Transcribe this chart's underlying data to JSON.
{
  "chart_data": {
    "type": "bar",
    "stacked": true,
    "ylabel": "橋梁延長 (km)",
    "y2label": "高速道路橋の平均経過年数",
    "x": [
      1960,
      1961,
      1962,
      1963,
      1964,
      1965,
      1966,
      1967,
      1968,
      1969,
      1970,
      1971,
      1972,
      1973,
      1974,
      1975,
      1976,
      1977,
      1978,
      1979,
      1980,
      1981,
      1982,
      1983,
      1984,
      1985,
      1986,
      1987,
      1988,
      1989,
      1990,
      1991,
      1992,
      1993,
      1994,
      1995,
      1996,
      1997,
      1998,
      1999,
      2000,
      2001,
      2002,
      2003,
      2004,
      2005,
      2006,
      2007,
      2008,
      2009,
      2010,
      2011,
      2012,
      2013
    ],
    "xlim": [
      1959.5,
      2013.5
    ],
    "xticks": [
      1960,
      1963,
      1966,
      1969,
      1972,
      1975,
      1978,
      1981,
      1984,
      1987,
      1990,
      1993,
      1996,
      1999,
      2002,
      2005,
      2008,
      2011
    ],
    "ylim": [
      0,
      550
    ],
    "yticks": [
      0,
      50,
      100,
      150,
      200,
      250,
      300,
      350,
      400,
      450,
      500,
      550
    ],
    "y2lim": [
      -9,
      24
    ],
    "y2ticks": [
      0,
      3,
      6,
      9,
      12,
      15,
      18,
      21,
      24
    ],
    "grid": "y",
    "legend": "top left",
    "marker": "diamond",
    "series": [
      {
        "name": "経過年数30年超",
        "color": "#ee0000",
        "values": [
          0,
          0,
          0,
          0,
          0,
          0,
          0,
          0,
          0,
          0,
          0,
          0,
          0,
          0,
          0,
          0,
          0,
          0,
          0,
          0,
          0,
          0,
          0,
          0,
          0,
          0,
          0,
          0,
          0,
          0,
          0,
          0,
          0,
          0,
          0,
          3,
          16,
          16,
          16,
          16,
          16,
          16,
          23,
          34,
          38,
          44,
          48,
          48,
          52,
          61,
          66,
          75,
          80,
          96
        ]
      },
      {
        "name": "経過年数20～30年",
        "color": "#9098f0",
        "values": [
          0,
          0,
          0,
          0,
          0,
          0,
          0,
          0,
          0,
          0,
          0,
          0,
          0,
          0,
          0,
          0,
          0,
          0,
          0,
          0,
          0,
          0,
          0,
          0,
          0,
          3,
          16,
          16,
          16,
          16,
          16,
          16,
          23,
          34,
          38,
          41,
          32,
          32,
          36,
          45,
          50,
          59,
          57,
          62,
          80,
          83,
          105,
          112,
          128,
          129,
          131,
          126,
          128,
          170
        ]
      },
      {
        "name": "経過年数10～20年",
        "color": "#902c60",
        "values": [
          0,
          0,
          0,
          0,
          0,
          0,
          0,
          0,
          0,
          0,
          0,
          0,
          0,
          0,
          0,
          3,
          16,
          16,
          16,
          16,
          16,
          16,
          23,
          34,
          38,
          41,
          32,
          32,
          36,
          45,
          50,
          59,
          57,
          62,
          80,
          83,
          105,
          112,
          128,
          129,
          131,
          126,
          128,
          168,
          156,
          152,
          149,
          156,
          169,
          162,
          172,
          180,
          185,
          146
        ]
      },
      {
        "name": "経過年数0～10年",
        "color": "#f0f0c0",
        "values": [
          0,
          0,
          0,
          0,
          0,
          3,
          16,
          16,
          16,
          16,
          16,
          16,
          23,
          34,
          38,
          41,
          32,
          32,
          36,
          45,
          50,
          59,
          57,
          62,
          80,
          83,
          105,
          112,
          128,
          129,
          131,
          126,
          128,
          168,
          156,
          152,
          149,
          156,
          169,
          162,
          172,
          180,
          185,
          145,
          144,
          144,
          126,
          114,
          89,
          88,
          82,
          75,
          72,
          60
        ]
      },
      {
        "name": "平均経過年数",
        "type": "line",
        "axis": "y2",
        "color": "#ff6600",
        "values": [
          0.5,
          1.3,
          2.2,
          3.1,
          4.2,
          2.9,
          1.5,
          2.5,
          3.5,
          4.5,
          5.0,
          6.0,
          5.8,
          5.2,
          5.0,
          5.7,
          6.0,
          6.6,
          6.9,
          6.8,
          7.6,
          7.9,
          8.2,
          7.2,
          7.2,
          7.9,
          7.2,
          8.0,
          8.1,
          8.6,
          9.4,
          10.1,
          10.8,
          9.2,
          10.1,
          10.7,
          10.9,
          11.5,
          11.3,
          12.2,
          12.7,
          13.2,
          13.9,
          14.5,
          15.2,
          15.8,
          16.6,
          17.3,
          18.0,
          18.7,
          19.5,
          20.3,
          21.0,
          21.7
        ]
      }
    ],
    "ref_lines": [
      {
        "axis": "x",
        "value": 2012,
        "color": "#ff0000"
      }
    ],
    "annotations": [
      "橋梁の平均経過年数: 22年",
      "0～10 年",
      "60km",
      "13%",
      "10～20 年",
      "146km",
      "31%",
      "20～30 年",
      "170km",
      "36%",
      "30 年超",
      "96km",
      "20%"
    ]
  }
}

-=-=-=-=-

EXERCISE AIM:
Of the lines in the listing, how many hold the word "color"? Nothing but the number is needed.

PROBLEM SOLUTION:
6